··· SUPPLIED RECORDS
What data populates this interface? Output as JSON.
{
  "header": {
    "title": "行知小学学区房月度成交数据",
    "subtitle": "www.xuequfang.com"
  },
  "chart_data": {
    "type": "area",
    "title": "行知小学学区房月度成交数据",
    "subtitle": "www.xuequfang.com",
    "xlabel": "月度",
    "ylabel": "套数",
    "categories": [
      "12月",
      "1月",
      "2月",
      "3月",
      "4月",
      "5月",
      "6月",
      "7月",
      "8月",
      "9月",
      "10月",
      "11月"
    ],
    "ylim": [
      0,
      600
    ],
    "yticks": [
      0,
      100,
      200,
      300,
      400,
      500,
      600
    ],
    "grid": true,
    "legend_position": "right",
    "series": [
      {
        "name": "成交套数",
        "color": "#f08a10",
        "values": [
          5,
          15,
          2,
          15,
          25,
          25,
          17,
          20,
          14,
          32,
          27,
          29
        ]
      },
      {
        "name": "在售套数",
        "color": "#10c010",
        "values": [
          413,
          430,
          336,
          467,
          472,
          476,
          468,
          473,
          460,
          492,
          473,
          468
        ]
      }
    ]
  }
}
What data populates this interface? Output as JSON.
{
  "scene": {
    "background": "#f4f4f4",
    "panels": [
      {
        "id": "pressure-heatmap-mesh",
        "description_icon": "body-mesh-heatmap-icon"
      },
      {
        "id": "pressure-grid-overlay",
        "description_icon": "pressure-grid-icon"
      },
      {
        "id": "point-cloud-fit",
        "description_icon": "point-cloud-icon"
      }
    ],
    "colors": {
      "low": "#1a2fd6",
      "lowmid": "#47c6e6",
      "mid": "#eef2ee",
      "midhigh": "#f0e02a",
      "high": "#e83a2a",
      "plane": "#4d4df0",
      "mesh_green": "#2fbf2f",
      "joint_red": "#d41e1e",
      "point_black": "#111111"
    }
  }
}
······
The records are above. How many lines in them contain the word "icon"? Give the number alone.

• **FINISHED TASK**
3